● Set task 1
Decide whether each statement below agrees with the hedge accounting passage, answering yes or no and quoting the deciding words of the passage: (a) Hedge effectiveness is measured at least annually. (b) For cash flow hedges, changes in fair value are recognized in other comprehensive income until the hedged item is recognized in earnings. (c) Earnings for the quarter ended March 31, 1999 included a net gain of $3.7 million.
·····
Designation is established at the inception of a derivative, but
redesignation is permitted. For derivatives designated as cash flow hedges,
changes in fair value are recognized in other comprehensive income until the
hedged item is recognized in earnings. Hedge effectiveness is measured at
least quarterly based on the relative changes in fair value between the
derivative contract and the hedged item over time. Any change in fair value
resulting from ineffectiveness, as defined by SFAS 133, is recognized
immediately in earnings. Effective January 13, 1999, substantially all of the
Company's Fixed-Price Contracts and interest rate swaps are designated as
cash flow hedges. See Note 2 -- Restated Financial Statements. Changes in the
fair value of derivative instruments which are not designated as hedges or
are defined by SFAS 133 as being "fair value hedges" are recorded in earnings
as the changes occur. Earnings for the quarter ended March 31, 1999 included
a net gain of $3.7 million, which is comprised of an increase in derivative
fair value through January 13, 1999 of $6.2 million, a $1.0 million loss
attributable to hedge ineffectiveness, and a $1.5 million loss relating to
changes in fair value for Fixed-Price Contracts not qualifying as cash flow
hedges through March 31, 1999.
·····
● Set task 2
Rewrite everything in the records from their first line down to the line containing "y-tick-label: 3,760.00 — [903, 181, 927, 187]", swapping "channel-line" for "trend-line" and keeping all else the same.
·····
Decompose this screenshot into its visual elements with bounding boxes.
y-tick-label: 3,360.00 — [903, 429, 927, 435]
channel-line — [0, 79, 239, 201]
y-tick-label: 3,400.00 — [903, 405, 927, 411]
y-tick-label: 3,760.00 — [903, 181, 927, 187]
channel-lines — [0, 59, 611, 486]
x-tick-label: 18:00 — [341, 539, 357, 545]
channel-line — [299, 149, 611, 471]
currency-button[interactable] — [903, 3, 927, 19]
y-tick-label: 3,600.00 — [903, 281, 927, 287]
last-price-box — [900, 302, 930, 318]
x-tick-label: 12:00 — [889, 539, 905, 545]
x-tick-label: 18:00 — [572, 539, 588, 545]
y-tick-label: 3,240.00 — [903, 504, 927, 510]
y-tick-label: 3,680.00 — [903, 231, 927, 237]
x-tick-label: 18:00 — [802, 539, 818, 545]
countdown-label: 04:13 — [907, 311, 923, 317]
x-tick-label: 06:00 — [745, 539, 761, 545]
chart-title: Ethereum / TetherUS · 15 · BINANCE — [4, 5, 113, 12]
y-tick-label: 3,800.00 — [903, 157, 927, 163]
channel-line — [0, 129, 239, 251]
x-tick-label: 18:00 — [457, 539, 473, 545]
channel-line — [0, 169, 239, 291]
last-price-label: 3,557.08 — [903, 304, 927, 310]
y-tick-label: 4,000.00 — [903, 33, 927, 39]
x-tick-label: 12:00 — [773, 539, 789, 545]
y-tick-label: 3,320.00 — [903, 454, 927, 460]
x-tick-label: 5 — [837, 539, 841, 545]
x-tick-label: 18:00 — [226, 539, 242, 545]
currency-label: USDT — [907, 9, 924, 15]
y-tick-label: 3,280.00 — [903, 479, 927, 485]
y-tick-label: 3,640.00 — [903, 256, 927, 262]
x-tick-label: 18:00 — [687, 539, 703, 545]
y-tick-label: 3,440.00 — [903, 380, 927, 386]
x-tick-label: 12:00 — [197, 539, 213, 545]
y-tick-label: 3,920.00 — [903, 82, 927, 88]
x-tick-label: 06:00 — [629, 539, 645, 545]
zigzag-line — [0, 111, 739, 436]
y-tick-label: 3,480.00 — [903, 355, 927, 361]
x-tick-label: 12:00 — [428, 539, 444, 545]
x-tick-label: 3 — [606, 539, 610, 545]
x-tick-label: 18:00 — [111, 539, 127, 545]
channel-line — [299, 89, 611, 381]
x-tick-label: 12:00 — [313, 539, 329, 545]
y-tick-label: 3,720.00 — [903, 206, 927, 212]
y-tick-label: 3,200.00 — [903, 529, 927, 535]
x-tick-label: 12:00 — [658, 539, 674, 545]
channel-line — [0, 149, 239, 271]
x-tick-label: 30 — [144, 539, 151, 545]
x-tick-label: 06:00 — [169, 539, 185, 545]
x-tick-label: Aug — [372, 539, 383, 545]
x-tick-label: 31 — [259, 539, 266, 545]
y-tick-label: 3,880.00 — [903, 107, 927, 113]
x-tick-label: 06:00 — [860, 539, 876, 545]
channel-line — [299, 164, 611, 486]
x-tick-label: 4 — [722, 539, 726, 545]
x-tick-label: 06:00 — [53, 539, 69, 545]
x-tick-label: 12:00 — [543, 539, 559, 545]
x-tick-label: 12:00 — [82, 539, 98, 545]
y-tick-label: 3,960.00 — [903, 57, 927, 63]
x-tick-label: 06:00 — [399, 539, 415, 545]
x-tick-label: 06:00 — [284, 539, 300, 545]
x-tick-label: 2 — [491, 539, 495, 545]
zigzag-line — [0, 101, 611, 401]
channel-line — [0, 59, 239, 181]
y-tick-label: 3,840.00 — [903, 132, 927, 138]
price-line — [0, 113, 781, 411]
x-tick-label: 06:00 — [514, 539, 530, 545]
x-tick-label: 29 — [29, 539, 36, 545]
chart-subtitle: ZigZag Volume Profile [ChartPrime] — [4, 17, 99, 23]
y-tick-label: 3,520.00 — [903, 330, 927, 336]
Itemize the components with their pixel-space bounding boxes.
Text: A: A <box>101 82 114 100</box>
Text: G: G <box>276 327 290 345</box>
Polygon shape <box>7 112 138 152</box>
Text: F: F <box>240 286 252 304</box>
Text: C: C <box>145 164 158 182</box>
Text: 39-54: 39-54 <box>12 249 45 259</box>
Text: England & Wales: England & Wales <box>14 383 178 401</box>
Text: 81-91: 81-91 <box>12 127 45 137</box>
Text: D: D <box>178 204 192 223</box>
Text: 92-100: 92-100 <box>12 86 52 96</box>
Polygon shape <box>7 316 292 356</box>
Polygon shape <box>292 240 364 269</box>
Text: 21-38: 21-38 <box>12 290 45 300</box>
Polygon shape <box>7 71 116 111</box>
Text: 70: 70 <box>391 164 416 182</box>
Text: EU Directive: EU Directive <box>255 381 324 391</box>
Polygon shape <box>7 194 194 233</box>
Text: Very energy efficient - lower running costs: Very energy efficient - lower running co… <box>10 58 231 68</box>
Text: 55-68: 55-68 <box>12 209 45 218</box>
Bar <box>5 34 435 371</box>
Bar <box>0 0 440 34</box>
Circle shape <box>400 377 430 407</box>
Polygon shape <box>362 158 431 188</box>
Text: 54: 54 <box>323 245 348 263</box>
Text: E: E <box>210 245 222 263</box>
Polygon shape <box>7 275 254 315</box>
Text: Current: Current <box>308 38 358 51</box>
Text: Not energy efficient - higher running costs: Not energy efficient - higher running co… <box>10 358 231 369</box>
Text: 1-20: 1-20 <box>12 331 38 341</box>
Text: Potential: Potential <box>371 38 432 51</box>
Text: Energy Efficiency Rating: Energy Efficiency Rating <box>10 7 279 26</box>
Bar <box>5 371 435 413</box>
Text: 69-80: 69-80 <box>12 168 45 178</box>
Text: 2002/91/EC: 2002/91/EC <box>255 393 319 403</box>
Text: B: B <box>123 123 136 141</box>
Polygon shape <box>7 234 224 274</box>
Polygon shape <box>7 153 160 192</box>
·····
● Written response 1
(a) No: "Hedge effectiveness is measured at least quarterly"
(b) Yes: "changes in fair value are recognized in other comprehensive income until the hedged item is recognized in earnings"
(c) Yes: "Earnings for the quarter ended March 31, 1999 included a net gain of $3.7 million"

● Written response 2
Decompose this screenshot into its visual elements with bounding boxes.
y-tick-label: 3,360.00 — [903, 429, 927, 435]
trend-line — [0, 79, 239, 201]
y-tick-label: 3,400.00 — [903, 405, 927, 411]
y-tick-label: 3,760.00 — [903, 181, 927, 187]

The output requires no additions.